§ Stated exercise 1:
Reproduce the entries verbatim, from the start of the entries up to and including the line with "213, 535, 227]".

13. Having said this, Mr. Sridharan submitted that the income in question does not satisfy the definition of the words “fees for technical services” contained in Article 12 (4) of the India-China DTAA and hence is not taxable under Article 12 (2) of the said DTAA. Also, since the Petitioner does not have a PE in India, and the income in question would be income from business, it is exempt from taxation in India vide the first sentence of paragraph 1 of Article 7 of the India- China DTAA. Mr. Sridharan on the other hand submitted that the Revenue disputes the contention of the Petitioner and contends that the income in question fulfills the definition of the words “fees for technical services” as set out in Article 12 (4) read with Article 12 (6), and hence is taxable in India under Article 12 (2) of the India-China DTAA.

14. Mr. Sridharan thereafter took us through the scope of taxability of “fees for technical services” under the IT Act prior to the amendment by Finance Act, 1976 and how the various amendments were brought about to ensure that “fees for technical services” would be brought to tax in India, as long as the payer was a resident in India. Though the same is not really relevant for our purposes, the reason why Mr. Sridharan took us through the aforesaid provisions was to throw light on what the law was pre 1976 and post 1976. In fact, Mr. Sridharan very fairly conceded that the managerial and consultancy services provided by the Petitioner fall within the definition of the words “fees for technical services” under Explanation 2 to Section 9(1)(vii) of the IT Act, and since the payer of these fees (Benteler India) is a resident of India, the place of performance of such services [in the present case by the Petitioner from China and not in India] is an irrelevant consideration under the provisions of the IT Act, and such fee would be taxable in India under Section 9(1)(vii) thereof.

§ Stated exercise 2:
Decide whether each statement agrees with the excerpt on fees for technical services, answering yes or no and quoting the deciding words of the excerpt: (a) Mr. Sridharan conceded that the managerial and consultancy services provided by the Petitioner fall within the definition of fees for technical services under the IT Act; (b) Benteler India, the payer of the fees, is a resident of China; (c) the Petitioner has a PE in India.

§ Supplied records:

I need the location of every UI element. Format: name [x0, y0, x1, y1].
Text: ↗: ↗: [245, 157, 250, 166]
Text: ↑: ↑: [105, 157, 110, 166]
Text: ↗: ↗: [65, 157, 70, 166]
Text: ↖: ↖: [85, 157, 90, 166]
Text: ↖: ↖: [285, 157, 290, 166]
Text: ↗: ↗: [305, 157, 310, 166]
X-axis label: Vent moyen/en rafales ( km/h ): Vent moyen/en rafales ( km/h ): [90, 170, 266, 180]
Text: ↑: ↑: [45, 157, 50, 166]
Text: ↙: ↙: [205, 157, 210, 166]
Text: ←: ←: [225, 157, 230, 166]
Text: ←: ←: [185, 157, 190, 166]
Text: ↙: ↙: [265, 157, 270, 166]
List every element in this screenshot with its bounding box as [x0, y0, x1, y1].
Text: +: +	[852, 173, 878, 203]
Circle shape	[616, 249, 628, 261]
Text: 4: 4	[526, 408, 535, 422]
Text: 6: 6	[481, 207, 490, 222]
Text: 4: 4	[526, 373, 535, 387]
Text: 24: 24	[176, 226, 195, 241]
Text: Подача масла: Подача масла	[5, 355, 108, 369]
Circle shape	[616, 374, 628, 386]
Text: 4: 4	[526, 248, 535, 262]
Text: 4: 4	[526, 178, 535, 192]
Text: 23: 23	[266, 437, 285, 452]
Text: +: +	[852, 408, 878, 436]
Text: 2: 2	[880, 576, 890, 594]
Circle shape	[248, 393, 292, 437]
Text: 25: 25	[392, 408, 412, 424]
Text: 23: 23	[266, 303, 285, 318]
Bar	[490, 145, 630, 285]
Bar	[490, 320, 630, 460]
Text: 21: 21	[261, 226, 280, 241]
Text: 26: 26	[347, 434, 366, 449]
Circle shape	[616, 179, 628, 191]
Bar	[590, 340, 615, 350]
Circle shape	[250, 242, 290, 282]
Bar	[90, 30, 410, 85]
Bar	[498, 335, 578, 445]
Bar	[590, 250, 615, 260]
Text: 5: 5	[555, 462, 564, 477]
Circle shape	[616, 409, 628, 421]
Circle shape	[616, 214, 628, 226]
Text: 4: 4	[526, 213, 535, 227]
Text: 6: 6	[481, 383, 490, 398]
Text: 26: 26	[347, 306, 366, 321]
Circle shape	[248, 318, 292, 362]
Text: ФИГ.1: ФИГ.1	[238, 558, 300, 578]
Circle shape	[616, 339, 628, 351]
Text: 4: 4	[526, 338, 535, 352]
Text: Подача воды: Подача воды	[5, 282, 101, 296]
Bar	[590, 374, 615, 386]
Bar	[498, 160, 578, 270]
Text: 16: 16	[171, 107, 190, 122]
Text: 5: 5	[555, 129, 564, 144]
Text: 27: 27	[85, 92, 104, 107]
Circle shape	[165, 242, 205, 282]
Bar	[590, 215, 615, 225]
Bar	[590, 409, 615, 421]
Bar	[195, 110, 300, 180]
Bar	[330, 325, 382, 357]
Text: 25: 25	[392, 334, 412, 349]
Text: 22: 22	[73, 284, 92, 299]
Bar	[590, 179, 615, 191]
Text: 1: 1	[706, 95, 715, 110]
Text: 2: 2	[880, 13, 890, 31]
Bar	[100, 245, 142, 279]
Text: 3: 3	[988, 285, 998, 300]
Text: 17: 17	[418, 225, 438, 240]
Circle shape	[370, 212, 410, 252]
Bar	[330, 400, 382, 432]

§ Finished answer 1:
I need the location of every UI element. Format: name [x0, y0, x1, y1].
Text: ↗: ↗: [245, 157, 250, 166]
Text: ↑: ↑: [105, 157, 110, 166]
Text: ↗: ↗: [65, 157, 70, 166]
Text: ↖: ↖: [85, 157, 90, 166]
Text: ↖: ↖: [285, 157, 290, 166]
Text: ↗: ↗: [305, 157, 310, 166]
X-axis label: Vent moyen/en rafales ( km/h ): Vent moyen/en rafales ( km/h ): [90, 170, 266, 180]
Text: ↑: ↑: [45, 157, 50, 166]
Text: ↙: ↙: [205, 157, 210, 166]
Text: ←: ←: [225, 157, 230, 166]
Text: ←: ←: [185, 157, 190, 166]
Text: ↙: ↙: [265, 157, 270, 166]
List every element in this screenshot with its bounding box as [x0, y0, x1, y1].
Text: +: +	[852, 173, 878, 203]
Circle shape	[616, 249, 628, 261]
Text: 4: 4	[526, 408, 535, 422]
Text: 6: 6	[481, 207, 490, 222]
Text: 4: 4	[526, 373, 535, 387]
Text: 24: 24	[176, 226, 195, 241]
Text: Подача масла: Подача масла	[5, 355, 108, 369]
Circle shape	[616, 374, 628, 386]
Text: 4: 4	[526, 248, 535, 262]
Text: 4: 4	[526, 178, 535, 192]
Text: 23: 23	[266, 437, 285, 452]
Text: +: +	[852, 408, 878, 436]
Text: 2: 2	[880, 576, 890, 594]
Circle shape	[248, 393, 292, 437]
Text: 25: 25	[392, 408, 412, 424]
Text: 23: 23	[266, 303, 285, 318]
Bar	[490, 145, 630, 285]
Bar	[490, 320, 630, 460]
Text: 21: 21	[261, 226, 280, 241]
Text: 26: 26	[347, 434, 366, 449]
Circle shape	[616, 179, 628, 191]
Bar	[590, 340, 615, 350]
Circle shape	[250, 242, 290, 282]
Bar	[90, 30, 410, 85]
Bar	[498, 335, 578, 445]
Bar	[590, 250, 615, 260]
Text: 5: 5	[555, 462, 564, 477]
Circle shape	[616, 409, 628, 421]
Circle shape	[616, 214, 628, 226]
Text: 4: 4	[526, 213, 535, 227]

§ Finished answer 2:
(a) Yes: "Mr. Sridharan very fairly conceded that the managerial and consultancy services provided by the Petitioner fall within the definition"
(b) No: "the payer of these fees (Benteler India) is a resident of India"
(c) No: "since the Petitioner does not have a PE in India"